Dataset entries
========
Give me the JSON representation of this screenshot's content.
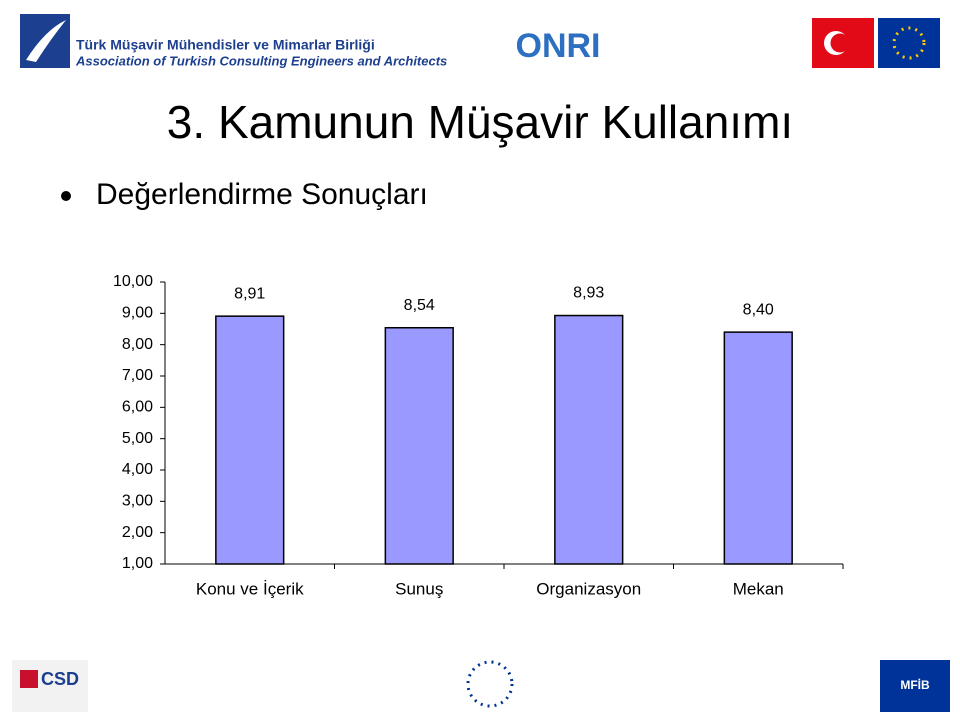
{
  "header": {
    "org_tr": "Türk Müşavir Mühendisler ve Mimarlar Birliği",
    "org_en": "Association of Turkish Consulting Engineers and Architects",
    "center_logo": "ONRI"
  },
  "slide": {
    "title": "3. Kamunun Müşavir Kullanımı",
    "bullet": "Değerlendirme Sonuçları"
  },
  "footer": {
    "left_logo": "CSD",
    "right_logo": "MFİB"
  },
  "chart_data": {
    "type": "bar",
    "categories": [
      "Konu ve İçerik",
      "Sunuş",
      "Organizasyon",
      "Mekan"
    ],
    "values": [
      8.91,
      8.54,
      8.93,
      8.4
    ],
    "value_labels": [
      "8,91",
      "8,54",
      "8,93",
      "8,40"
    ],
    "color": "#9999ff",
    "ylim": [
      1,
      10
    ],
    "yticks": [
      {
        "value": 1,
        "label": "1,00"
      },
      {
        "value": 2,
        "label": "2,00"
      },
      {
        "value": 3,
        "label": "3,00"
      },
      {
        "value": 4,
        "label": "4,00"
      },
      {
        "value": 5,
        "label": "5,00"
      },
      {
        "value": 6,
        "label": "6,00"
      },
      {
        "value": 7,
        "label": "7,00"
      },
      {
        "value": 8,
        "label": "8,00"
      },
      {
        "value": 9,
        "label": "9,00"
      },
      {
        "value": 10,
        "label": "10,00"
      }
    ],
    "grid": false
  }
}
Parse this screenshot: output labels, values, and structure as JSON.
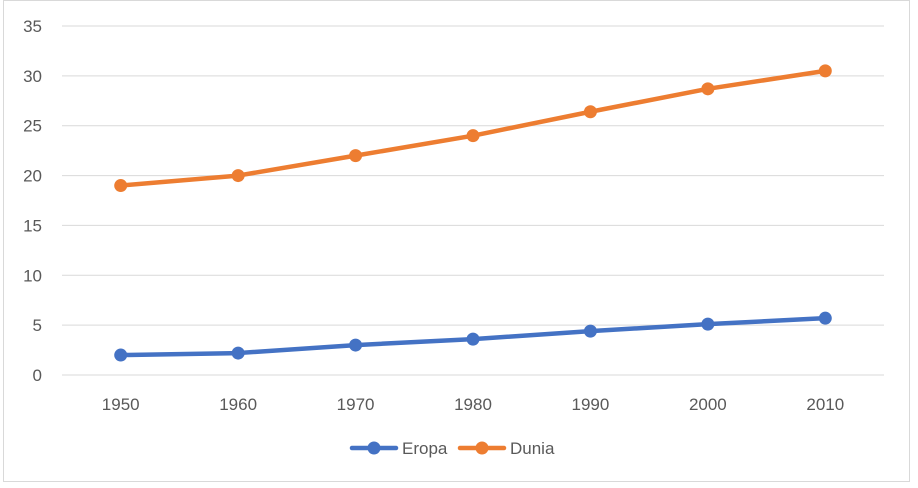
{
  "chart_data": {
    "type": "line",
    "title": "",
    "xlabel": "",
    "ylabel": "",
    "categories": [
      "1950",
      "1960",
      "1970",
      "1980",
      "1990",
      "2000",
      "2010"
    ],
    "ylim": [
      0,
      35
    ],
    "yticks": [
      "0",
      "5",
      "10",
      "15",
      "20",
      "25",
      "30",
      "35"
    ],
    "grid": true,
    "legend_position": "bottom",
    "series": [
      {
        "name": "Eropa",
        "color": "#4472c4",
        "values": [
          2.0,
          2.2,
          3.0,
          3.6,
          4.4,
          5.1,
          5.7
        ]
      },
      {
        "name": "Dunia",
        "color": "#ed7d31",
        "values": [
          19.0,
          20.0,
          22.0,
          24.0,
          26.4,
          28.7,
          30.5
        ]
      }
    ]
  }
}
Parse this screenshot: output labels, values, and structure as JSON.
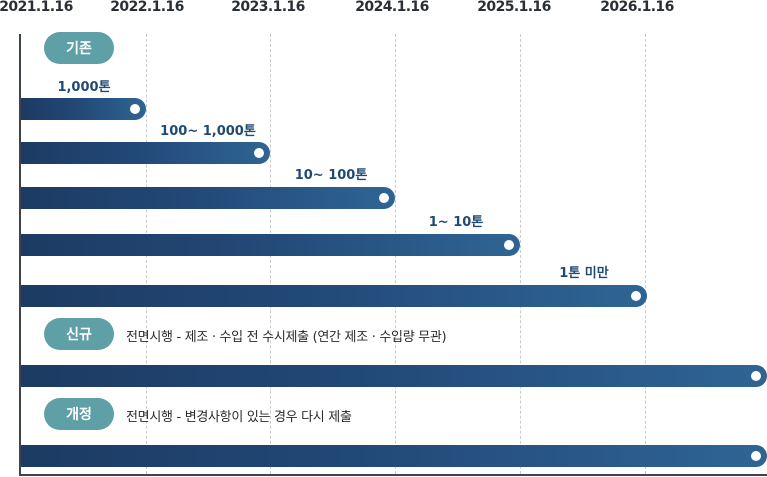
{
  "dates": [
    "2021.1.16",
    "2022.1.16",
    "2023.1.16",
    "2024.1.16",
    "2025.1.16",
    "2026.1.16"
  ],
  "existing": {
    "badge": "기존",
    "bars": [
      {
        "label": "1,000톤",
        "end": "2022.1.16"
      },
      {
        "label": "100~ 1,000톤",
        "end": "2023.1.16"
      },
      {
        "label": "10~ 100톤",
        "end": "2024.1.16"
      },
      {
        "label": "1~ 10톤",
        "end": "2025.1.16"
      },
      {
        "label": "1톤 미만",
        "end": "2026.1.16"
      }
    ]
  },
  "new_rule": {
    "badge": "신규",
    "text": "전면시행 - 제조 · 수입 전 수시제출 (연간 제조 · 수입량 무관)"
  },
  "revision": {
    "badge": "개정",
    "text": "전면시행 - 변경사항이 있는 경우 다시 제출"
  },
  "colors": {
    "bar_dark": "#1c3b63",
    "bar_light": "#2f6593",
    "badge": "#5fa0a6",
    "label": "#1f4a73"
  }
}
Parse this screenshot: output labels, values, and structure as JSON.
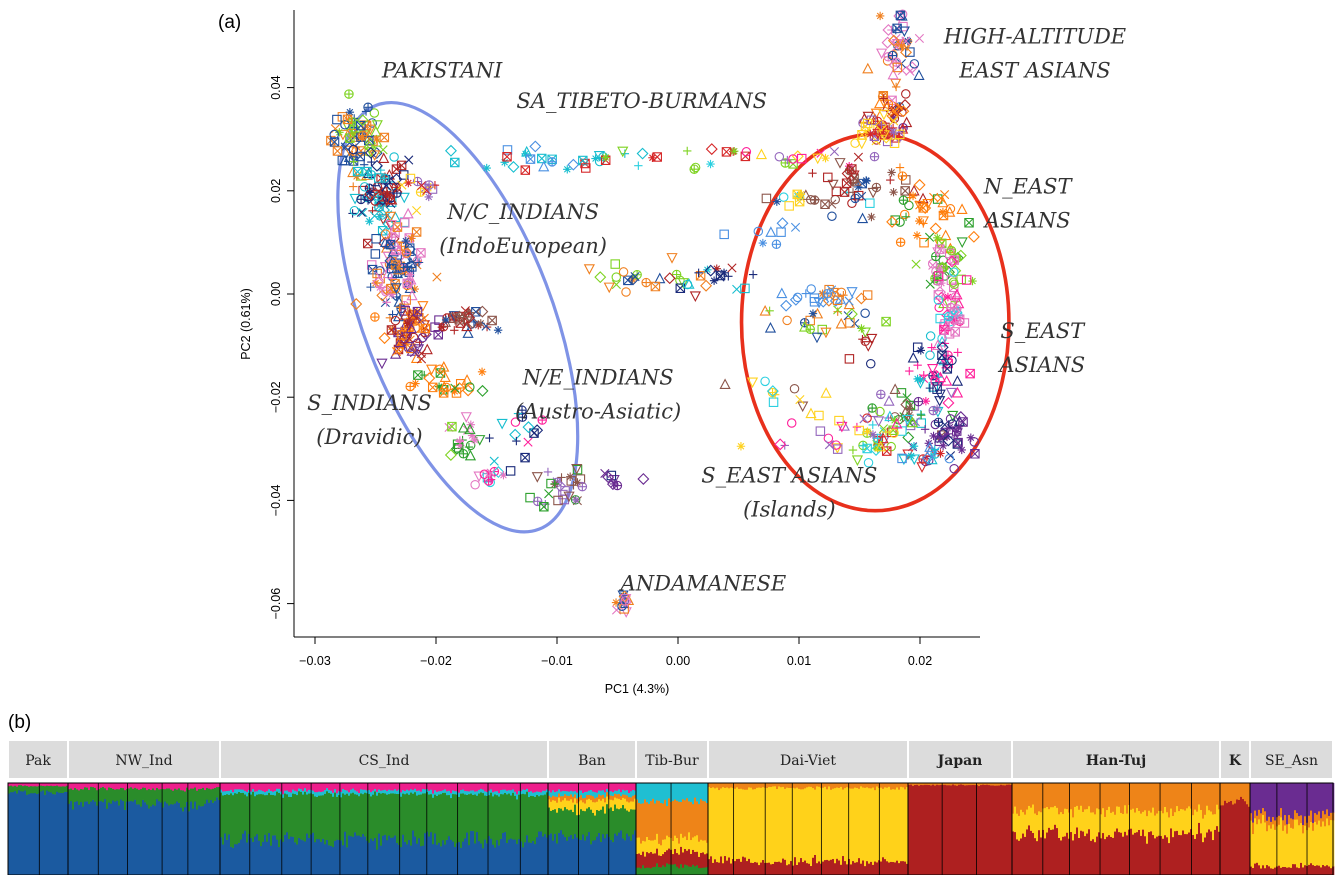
{
  "panel_a_label": "(a)",
  "panel_b_label": "(b)",
  "chart_data": [
    {
      "type": "scatter",
      "xlabel": "PC1 (4.3%)",
      "ylabel": "PC2 (0.61%)",
      "xlim": [
        -0.031,
        0.025
      ],
      "ylim": [
        -0.066,
        0.054
      ],
      "xticks": [
        -0.03,
        -0.02,
        -0.01,
        0.0,
        0.01,
        0.02
      ],
      "xtick_labels": [
        "−0.03",
        "−0.02",
        "−0.01",
        "0.00",
        "0.01",
        "0.02"
      ],
      "yticks": [
        -0.06,
        -0.04,
        -0.02,
        0.0,
        0.02,
        0.04
      ],
      "ytick_labels": [
        "−0.06",
        "−0.04",
        "−0.02",
        "0.00",
        "0.02",
        "0.04"
      ],
      "grid": false,
      "annotations": [
        {
          "lines": [
            "PAKISTANI"
          ],
          "x": -0.0195,
          "y": 0.042
        },
        {
          "lines": [
            "SA_TIBETO-BURMANS"
          ],
          "x": -0.003,
          "y": 0.036
        },
        {
          "lines": [
            "HIGH-ALTITUDE",
            "EAST ASIANS"
          ],
          "x": 0.0295,
          "y": 0.0485
        },
        {
          "lines": [
            "N/C_INDIANS",
            "(IndoEuropean)"
          ],
          "x": -0.0128,
          "y": 0.0145
        },
        {
          "lines": [
            "N_EAST",
            "ASIANS"
          ],
          "x": 0.0289,
          "y": 0.0195
        },
        {
          "lines": [
            "S_EAST",
            "ASIANS"
          ],
          "x": 0.0301,
          "y": -0.0085
        },
        {
          "lines": [
            "N/E_INDIANS",
            "(Austro-Asiatic)"
          ],
          "x": -0.0066,
          "y": -0.0175
        },
        {
          "lines": [
            "S_INDIANS",
            "(Dravidic)"
          ],
          "x": -0.0255,
          "y": -0.0225
        },
        {
          "lines": [
            "S_EAST ASIANS",
            "(Islands)"
          ],
          "x": 0.0092,
          "y": -0.0365
        },
        {
          "lines": [
            "ANDAMANESE"
          ],
          "x": 0.0021,
          "y": -0.0575
        }
      ],
      "ellipses": [
        {
          "name": "south-asian-ellipse",
          "color": "#7f93e6",
          "cx": -0.0182,
          "cy": -0.0045,
          "rx_deg": 0.0078,
          "ry": 0.044,
          "tilt_deg": 21
        },
        {
          "name": "east-asian-ellipse",
          "color": "#e8301c",
          "cx": 0.0163,
          "cy": -0.0055,
          "rx": 0.01105,
          "ry": 0.0365
        }
      ],
      "clusters": [
        {
          "x": -0.0265,
          "y": 0.03,
          "sx": 0.0011,
          "sy": 0.0035,
          "n": 75
        },
        {
          "x": -0.0245,
          "y": 0.019,
          "sx": 0.0011,
          "sy": 0.004,
          "n": 85
        },
        {
          "x": -0.0232,
          "y": 0.005,
          "sx": 0.001,
          "sy": 0.0045,
          "n": 110
        },
        {
          "x": -0.0222,
          "y": -0.007,
          "sx": 0.001,
          "sy": 0.0025,
          "n": 70
        },
        {
          "x": -0.0212,
          "y": 0.021,
          "sx": 0.0007,
          "sy": 0.0012,
          "n": 14
        },
        {
          "x": -0.0182,
          "y": -0.005,
          "sx": 0.0014,
          "sy": 0.0012,
          "n": 35
        },
        {
          "x": -0.0188,
          "y": -0.018,
          "sx": 0.0016,
          "sy": 0.002,
          "n": 28
        },
        {
          "x": -0.0175,
          "y": -0.028,
          "sx": 0.0009,
          "sy": 0.002,
          "n": 22
        },
        {
          "x": -0.0158,
          "y": -0.035,
          "sx": 0.0008,
          "sy": 0.0012,
          "n": 12
        },
        {
          "x": -0.0138,
          "y": -0.027,
          "sx": 0.0016,
          "sy": 0.0025,
          "n": 16
        },
        {
          "x": -0.0095,
          "y": -0.0365,
          "sx": 0.0011,
          "sy": 0.0025,
          "n": 30
        },
        {
          "x": -0.0052,
          "y": -0.036,
          "sx": 0.001,
          "sy": 0.0012,
          "n": 8
        },
        {
          "x": -0.0107,
          "y": 0.026,
          "sx": 0.0042,
          "sy": 0.0011,
          "n": 28
        },
        {
          "x": 0.0018,
          "y": 0.026,
          "sx": 0.004,
          "sy": 0.0012,
          "n": 16
        },
        {
          "x": 0.0101,
          "y": 0.0265,
          "sx": 0.002,
          "sy": 0.0008,
          "n": 12
        },
        {
          "x": 0.0105,
          "y": 0.0185,
          "sx": 0.0025,
          "sy": 0.001,
          "n": 16
        },
        {
          "x": 0.0066,
          "y": 0.013,
          "sx": 0.0018,
          "sy": 0.0015,
          "n": 8
        },
        {
          "x": -0.0028,
          "y": 0.003,
          "sx": 0.0028,
          "sy": 0.0018,
          "n": 22
        },
        {
          "x": 0.0025,
          "y": 0.003,
          "sx": 0.0018,
          "sy": 0.0015,
          "n": 18
        },
        {
          "x": 0.0182,
          "y": 0.047,
          "sx": 0.0008,
          "sy": 0.0045,
          "n": 55
        },
        {
          "x": 0.0175,
          "y": 0.0355,
          "sx": 0.0008,
          "sy": 0.002,
          "n": 25
        },
        {
          "x": 0.0169,
          "y": 0.0315,
          "sx": 0.0008,
          "sy": 0.0013,
          "n": 40
        },
        {
          "x": 0.0155,
          "y": 0.0205,
          "sx": 0.0025,
          "sy": 0.0025,
          "n": 40
        },
        {
          "x": 0.0203,
          "y": 0.015,
          "sx": 0.0016,
          "sy": 0.0035,
          "n": 40
        },
        {
          "x": 0.0219,
          "y": 0.006,
          "sx": 0.0009,
          "sy": 0.003,
          "n": 45
        },
        {
          "x": 0.0224,
          "y": -0.004,
          "sx": 0.0008,
          "sy": 0.004,
          "n": 45
        },
        {
          "x": 0.0214,
          "y": -0.016,
          "sx": 0.0011,
          "sy": 0.003,
          "n": 45
        },
        {
          "x": 0.0188,
          "y": -0.022,
          "sx": 0.0018,
          "sy": 0.0025,
          "n": 30
        },
        {
          "x": 0.0218,
          "y": -0.028,
          "sx": 0.0013,
          "sy": 0.0025,
          "n": 40
        },
        {
          "x": 0.0198,
          "y": -0.0315,
          "sx": 0.001,
          "sy": 0.001,
          "n": 18
        },
        {
          "x": 0.0165,
          "y": -0.028,
          "sx": 0.0018,
          "sy": 0.0025,
          "n": 30
        },
        {
          "x": 0.0135,
          "y": -0.0265,
          "sx": 0.0025,
          "sy": 0.002,
          "n": 24
        },
        {
          "x": 0.0087,
          "y": -0.0195,
          "sx": 0.002,
          "sy": 0.0025,
          "n": 12
        },
        {
          "x": 0.0125,
          "y": -0.0005,
          "sx": 0.0015,
          "sy": 0.001,
          "n": 28
        },
        {
          "x": 0.0125,
          "y": -0.0055,
          "sx": 0.0028,
          "sy": 0.0025,
          "n": 24
        },
        {
          "x": 0.0155,
          "y": -0.0105,
          "sx": 0.0012,
          "sy": 0.0015,
          "n": 6
        },
        {
          "x": -0.0044,
          "y": -0.0595,
          "sx": 0.0004,
          "sy": 0.0008,
          "n": 14
        }
      ],
      "marker_colors": [
        "#1f4e9c",
        "#1a2a7a",
        "#f08020",
        "#ff7f0e",
        "#d62728",
        "#b02424",
        "#2ca02c",
        "#7ed321",
        "#e377c2",
        "#ff1f9a",
        "#9467bd",
        "#6a2c91",
        "#17becf",
        "#2bd0e0",
        "#ffd21f",
        "#8c564b",
        "#4a90e2"
      ],
      "marker_shapes": [
        "square",
        "diamond",
        "circle",
        "triangle",
        "triangle-down",
        "cross",
        "x",
        "circle-plus",
        "square-x",
        "star"
      ]
    },
    {
      "type": "area",
      "title": "",
      "groups": [
        {
          "label": "Pak",
          "bold": false,
          "width": 60
        },
        {
          "label": "NW_Ind",
          "bold": false,
          "width": 152
        },
        {
          "label": "CS_Ind",
          "bold": false,
          "width": 328
        },
        {
          "label": "Ban",
          "bold": false,
          "width": 88
        },
        {
          "label": "Tib-Bur",
          "bold": false,
          "width": 72
        },
        {
          "label": "Dai-Viet",
          "bold": false,
          "width": 200
        },
        {
          "label": "Japan",
          "bold": true,
          "width": 104
        },
        {
          "label": "Han-Tuj",
          "bold": true,
          "width": 208
        },
        {
          "label": "K",
          "bold": true,
          "width": 30
        },
        {
          "label": "SE_Asn",
          "bold": false,
          "width": 83
        }
      ],
      "component_colors": {
        "blue": "#1b5aa0",
        "green": "#2a8c2a",
        "magenta": "#ee1e8c",
        "cyan": "#1fbfd2",
        "orange": "#ee8418",
        "yellow": "#ffd21a",
        "red": "#ae2020",
        "purple": "#6a2c91"
      },
      "admixture_profiles": [
        {
          "group": "Pak",
          "blue": 0.9,
          "green": 0.07,
          "magenta": 0.03
        },
        {
          "group": "NW_Ind",
          "blue": 0.78,
          "green": 0.16,
          "magenta": 0.06
        },
        {
          "group": "CS_Ind",
          "blue": 0.38,
          "green": 0.5,
          "magenta": 0.08,
          "cyan": 0.04
        },
        {
          "group": "Ban",
          "blue": 0.42,
          "green": 0.3,
          "magenta": 0.08,
          "cyan": 0.05,
          "orange": 0.05,
          "yellow": 0.1
        },
        {
          "group": "Tib-Bur",
          "cyan": 0.2,
          "orange": 0.4,
          "yellow": 0.15,
          "green": 0.1,
          "red": 0.15
        },
        {
          "group": "Dai-Viet",
          "yellow": 0.8,
          "orange": 0.05,
          "red": 0.15
        },
        {
          "group": "Japan",
          "red": 0.98,
          "orange": 0.02
        },
        {
          "group": "Han-Tuj",
          "orange": 0.3,
          "yellow": 0.25,
          "red": 0.45
        },
        {
          "group": "K",
          "red": 0.8,
          "orange": 0.2
        },
        {
          "group": "SE_Asn",
          "purple": 0.35,
          "yellow": 0.45,
          "orange": 0.1,
          "red": 0.1
        }
      ]
    }
  ]
}
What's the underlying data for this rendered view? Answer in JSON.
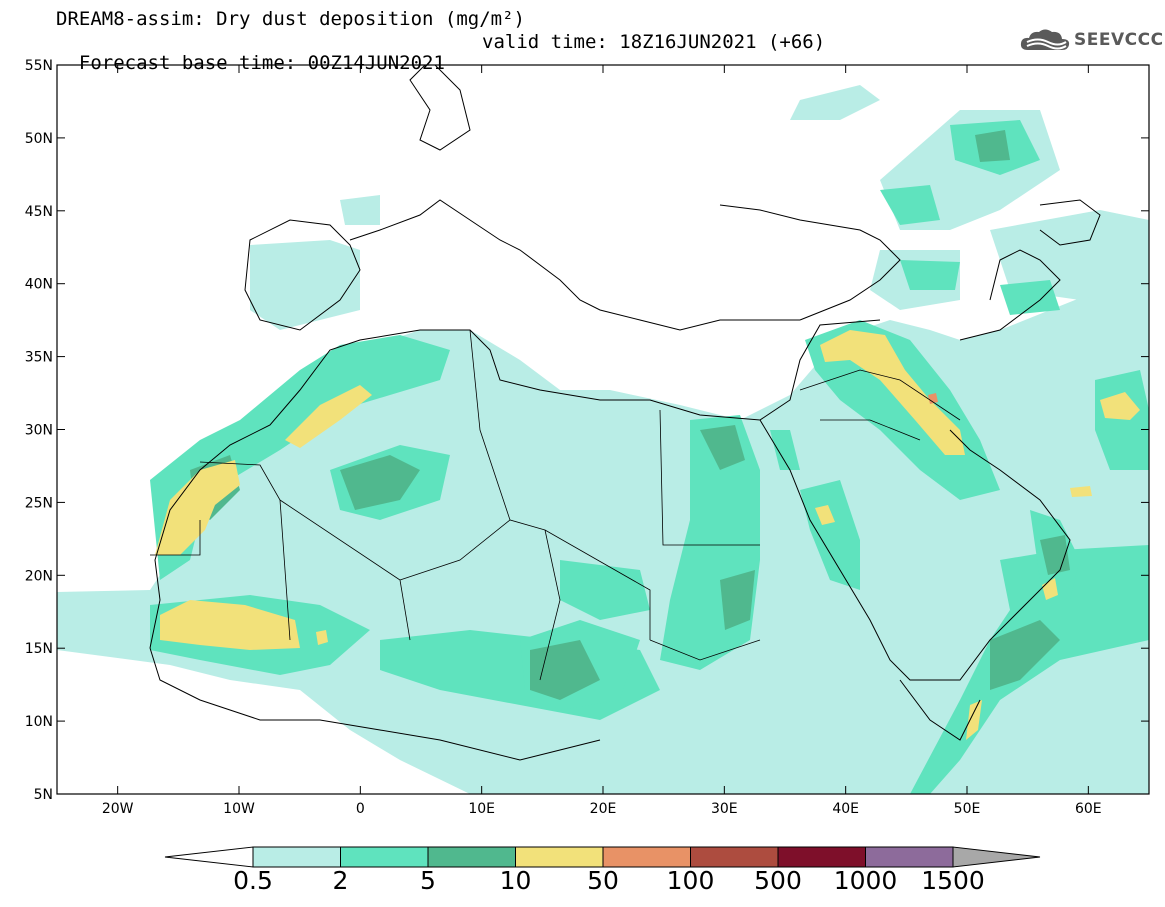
{
  "title": {
    "line1": "DREAM8-assim: Dry dust deposition (mg/m²)",
    "base_time": "Forecast base time: 00Z14JUN2021",
    "valid_time": "valid time: 18Z16JUN2021 (+66)"
  },
  "logo": {
    "text": "SEEVCCC",
    "icon": "cloud-logo-icon",
    "color": "#5a5a5a"
  },
  "map": {
    "lon_range": [
      -25,
      65
    ],
    "lat_range": [
      5,
      55
    ],
    "lat_ticks": [
      "5N",
      "10N",
      "15N",
      "20N",
      "25N",
      "30N",
      "35N",
      "40N",
      "45N",
      "50N",
      "55N"
    ],
    "lon_ticks": [
      "20W",
      "10W",
      "0",
      "10E",
      "20E",
      "30E",
      "40E",
      "50E",
      "60E"
    ]
  },
  "colorbar": {
    "labels": [
      "0.5",
      "2",
      "5",
      "10",
      "50",
      "100",
      "500",
      "1000",
      "1500"
    ],
    "colors": [
      "#b9ede6",
      "#5fe3be",
      "#50b88e",
      "#f2e17a",
      "#e89266",
      "#ad4c3f",
      "#7e0f2a",
      "#8d6b9b"
    ],
    "under_color": "#ffffff",
    "over_color": "#a8a8a8"
  }
}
========
▶ **What you are asked to do**:
Copy every line that includes the string "ASIANS" from the material above.

▶ **Correct answer**:
            "EAST ASIANS"
            "ASIANS"
            "ASIANS"
            "S_EAST ASIANS",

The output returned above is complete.